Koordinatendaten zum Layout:
+ + + + + + +

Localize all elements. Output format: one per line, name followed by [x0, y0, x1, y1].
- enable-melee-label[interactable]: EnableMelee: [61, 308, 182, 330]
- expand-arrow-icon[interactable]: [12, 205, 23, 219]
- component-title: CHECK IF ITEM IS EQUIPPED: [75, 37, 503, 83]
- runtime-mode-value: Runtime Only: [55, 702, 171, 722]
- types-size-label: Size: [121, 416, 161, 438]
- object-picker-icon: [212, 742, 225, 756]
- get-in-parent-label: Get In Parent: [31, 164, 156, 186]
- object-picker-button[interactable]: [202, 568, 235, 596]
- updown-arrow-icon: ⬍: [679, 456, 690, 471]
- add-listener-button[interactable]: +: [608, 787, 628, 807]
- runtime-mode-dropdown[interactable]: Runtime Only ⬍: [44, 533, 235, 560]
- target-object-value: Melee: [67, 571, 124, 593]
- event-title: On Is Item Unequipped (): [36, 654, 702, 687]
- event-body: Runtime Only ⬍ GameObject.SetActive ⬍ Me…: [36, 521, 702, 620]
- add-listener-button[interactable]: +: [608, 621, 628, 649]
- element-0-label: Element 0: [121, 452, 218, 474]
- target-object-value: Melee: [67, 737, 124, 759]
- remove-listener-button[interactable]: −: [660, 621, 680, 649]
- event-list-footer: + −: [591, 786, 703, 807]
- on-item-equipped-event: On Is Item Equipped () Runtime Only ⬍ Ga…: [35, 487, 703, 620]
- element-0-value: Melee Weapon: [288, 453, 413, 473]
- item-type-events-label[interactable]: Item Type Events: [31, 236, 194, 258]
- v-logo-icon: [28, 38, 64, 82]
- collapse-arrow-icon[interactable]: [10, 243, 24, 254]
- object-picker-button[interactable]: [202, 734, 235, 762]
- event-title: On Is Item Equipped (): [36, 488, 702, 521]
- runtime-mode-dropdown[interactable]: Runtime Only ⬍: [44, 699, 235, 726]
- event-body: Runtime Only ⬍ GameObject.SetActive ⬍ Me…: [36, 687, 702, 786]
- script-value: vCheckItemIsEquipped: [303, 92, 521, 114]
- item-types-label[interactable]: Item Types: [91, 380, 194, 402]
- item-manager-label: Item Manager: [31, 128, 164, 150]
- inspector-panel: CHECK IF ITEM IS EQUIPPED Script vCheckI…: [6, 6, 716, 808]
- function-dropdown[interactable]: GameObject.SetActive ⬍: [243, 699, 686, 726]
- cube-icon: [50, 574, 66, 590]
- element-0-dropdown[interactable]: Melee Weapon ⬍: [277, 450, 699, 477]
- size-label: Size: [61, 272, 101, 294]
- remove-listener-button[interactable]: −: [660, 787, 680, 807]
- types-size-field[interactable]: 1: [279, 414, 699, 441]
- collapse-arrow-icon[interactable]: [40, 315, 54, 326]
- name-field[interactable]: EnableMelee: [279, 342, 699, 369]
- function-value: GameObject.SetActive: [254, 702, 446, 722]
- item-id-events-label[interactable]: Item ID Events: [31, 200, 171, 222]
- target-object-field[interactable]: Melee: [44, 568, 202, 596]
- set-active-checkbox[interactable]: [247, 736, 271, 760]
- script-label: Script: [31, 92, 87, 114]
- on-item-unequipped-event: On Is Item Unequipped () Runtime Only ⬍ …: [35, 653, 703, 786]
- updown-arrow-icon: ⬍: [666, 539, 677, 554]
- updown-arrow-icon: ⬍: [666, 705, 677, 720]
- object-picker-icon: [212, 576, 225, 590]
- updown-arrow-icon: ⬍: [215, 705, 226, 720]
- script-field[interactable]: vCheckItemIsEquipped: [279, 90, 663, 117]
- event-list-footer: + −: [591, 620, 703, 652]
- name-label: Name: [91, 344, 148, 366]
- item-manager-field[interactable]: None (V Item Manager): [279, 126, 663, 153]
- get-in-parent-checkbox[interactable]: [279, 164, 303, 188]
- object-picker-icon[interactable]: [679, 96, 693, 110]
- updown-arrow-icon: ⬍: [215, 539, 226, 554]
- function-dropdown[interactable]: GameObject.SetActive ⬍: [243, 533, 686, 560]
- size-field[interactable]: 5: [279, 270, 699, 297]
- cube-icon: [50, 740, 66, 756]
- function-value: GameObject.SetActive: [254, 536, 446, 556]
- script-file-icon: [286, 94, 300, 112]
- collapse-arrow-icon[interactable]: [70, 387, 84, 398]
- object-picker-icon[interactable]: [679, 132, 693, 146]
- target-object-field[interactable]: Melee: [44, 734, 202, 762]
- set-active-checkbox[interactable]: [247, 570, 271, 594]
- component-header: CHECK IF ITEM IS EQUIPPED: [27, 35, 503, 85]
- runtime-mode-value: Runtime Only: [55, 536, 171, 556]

+ + + + + + +

Gegebene Anweisung:
Schreib das Material vom Anfang bis einschließlich der Zeile mit "- types-size-label: Size: [121, 416, 161, 438]" unverändert ab.

Antwort zur Aufgabe:
Localize all elements. Output format: one per line, name followed by [x0, y0, x1, y1].
- enable-melee-label[interactable]: EnableMelee: [61, 308, 182, 330]
- expand-arrow-icon[interactable]: [12, 205, 23, 219]
- component-title: CHECK IF ITEM IS EQUIPPED: [75, 37, 503, 83]
- runtime-mode-value: Runtime Only: [55, 702, 171, 722]
- types-size-label: Size: [121, 416, 161, 438]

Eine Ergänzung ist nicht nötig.